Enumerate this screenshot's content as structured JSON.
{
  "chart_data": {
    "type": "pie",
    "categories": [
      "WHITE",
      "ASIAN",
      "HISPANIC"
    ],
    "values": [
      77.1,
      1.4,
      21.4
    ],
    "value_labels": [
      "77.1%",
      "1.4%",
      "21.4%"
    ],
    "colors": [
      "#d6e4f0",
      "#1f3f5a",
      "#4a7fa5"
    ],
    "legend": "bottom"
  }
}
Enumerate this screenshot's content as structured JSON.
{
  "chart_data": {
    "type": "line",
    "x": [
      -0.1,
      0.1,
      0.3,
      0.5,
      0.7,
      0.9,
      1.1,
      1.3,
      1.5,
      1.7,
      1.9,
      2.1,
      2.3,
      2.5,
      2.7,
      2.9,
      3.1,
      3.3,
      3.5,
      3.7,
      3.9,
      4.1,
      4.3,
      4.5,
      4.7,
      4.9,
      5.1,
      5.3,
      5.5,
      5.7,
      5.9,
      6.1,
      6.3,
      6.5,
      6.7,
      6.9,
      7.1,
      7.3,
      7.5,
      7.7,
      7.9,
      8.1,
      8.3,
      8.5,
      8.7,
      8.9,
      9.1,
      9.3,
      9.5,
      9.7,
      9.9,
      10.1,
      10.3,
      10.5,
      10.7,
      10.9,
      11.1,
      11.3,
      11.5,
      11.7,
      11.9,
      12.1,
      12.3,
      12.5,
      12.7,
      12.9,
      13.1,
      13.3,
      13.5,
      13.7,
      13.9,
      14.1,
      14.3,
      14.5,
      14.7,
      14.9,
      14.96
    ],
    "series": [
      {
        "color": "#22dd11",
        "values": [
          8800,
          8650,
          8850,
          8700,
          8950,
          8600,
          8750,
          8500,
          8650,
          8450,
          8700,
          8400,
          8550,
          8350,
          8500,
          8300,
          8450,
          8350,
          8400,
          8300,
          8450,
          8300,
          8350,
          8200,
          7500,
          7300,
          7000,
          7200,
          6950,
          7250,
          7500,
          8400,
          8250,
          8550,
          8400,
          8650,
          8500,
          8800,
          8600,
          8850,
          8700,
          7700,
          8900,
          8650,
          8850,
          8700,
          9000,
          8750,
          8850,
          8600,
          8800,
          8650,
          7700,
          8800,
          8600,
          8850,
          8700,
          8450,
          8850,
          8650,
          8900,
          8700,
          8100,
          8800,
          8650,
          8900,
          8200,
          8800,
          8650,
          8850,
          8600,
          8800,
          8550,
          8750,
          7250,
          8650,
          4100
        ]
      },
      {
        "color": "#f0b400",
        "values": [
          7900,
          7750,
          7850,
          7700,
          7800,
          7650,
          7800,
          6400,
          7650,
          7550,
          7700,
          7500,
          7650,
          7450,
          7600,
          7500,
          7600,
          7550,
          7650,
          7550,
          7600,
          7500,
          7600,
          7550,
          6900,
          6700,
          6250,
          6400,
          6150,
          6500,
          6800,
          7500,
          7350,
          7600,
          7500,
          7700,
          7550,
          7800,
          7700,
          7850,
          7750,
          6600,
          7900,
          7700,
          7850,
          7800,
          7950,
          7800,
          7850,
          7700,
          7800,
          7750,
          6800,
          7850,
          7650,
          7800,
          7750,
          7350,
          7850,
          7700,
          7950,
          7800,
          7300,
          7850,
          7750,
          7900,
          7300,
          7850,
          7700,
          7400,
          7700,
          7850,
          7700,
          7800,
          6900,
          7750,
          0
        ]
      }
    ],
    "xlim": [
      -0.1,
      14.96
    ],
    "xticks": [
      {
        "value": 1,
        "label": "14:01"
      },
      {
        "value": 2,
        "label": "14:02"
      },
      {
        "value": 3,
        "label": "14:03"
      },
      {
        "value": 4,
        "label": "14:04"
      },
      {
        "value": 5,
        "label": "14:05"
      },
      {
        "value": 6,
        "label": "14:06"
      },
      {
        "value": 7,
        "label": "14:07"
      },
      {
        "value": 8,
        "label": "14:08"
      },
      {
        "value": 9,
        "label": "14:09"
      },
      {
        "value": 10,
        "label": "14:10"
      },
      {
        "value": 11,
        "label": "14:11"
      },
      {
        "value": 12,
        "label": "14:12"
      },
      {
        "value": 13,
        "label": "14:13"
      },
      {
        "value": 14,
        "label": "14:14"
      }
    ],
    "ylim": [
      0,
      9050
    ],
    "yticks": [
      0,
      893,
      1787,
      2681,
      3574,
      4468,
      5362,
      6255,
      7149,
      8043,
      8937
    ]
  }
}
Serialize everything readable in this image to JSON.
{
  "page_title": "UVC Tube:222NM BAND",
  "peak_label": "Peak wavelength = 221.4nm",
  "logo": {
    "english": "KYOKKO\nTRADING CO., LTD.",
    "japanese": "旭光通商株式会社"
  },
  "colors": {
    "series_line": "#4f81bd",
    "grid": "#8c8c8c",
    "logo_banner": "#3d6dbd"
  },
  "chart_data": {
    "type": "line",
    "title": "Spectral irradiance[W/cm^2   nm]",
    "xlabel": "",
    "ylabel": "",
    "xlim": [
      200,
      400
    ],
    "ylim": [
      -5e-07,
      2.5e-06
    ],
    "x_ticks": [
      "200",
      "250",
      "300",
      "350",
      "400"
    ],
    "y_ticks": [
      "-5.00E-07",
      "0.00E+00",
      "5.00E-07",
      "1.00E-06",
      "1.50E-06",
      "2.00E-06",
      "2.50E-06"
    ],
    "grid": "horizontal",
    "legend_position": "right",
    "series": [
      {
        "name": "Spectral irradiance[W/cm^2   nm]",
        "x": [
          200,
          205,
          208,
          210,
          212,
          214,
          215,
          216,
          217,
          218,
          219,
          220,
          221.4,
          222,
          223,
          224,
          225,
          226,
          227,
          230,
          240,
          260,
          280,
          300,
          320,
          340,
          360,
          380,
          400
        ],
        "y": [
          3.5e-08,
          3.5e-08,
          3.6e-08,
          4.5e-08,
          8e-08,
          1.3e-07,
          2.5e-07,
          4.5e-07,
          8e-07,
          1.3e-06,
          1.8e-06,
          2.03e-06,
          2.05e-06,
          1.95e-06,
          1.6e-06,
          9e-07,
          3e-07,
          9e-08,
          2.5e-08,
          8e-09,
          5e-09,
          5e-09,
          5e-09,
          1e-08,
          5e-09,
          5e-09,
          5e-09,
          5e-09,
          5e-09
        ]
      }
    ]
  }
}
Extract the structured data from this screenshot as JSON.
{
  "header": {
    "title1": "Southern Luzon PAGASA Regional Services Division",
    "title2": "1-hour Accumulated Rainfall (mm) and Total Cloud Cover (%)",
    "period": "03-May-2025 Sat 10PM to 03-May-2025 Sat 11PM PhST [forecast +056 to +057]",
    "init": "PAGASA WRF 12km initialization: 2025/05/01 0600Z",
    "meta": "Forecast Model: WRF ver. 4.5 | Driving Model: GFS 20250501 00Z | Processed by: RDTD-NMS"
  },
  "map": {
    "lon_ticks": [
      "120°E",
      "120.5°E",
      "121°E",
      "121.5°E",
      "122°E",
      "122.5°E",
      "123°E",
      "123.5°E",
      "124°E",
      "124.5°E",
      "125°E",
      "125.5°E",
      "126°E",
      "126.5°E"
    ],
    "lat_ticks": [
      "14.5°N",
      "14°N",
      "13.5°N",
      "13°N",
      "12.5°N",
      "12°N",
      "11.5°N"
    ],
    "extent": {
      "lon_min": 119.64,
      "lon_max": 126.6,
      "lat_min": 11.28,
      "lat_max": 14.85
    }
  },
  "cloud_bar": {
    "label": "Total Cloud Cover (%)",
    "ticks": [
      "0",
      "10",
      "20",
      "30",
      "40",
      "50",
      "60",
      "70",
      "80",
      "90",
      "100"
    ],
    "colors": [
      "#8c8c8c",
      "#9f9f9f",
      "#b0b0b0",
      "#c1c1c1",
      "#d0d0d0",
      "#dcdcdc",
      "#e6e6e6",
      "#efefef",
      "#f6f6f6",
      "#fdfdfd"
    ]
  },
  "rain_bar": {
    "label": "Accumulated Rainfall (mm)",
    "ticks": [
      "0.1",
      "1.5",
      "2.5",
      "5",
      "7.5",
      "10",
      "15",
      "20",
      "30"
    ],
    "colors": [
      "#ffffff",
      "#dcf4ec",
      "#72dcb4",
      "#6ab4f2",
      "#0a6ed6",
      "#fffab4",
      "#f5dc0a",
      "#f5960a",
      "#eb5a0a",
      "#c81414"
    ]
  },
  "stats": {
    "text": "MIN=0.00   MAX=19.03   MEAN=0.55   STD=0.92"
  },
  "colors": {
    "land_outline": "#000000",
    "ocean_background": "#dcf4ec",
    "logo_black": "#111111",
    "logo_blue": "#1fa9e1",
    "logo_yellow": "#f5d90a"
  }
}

* [Aim]: Give only the count of lines in which the string "this" appears.

* [Task answer]: 4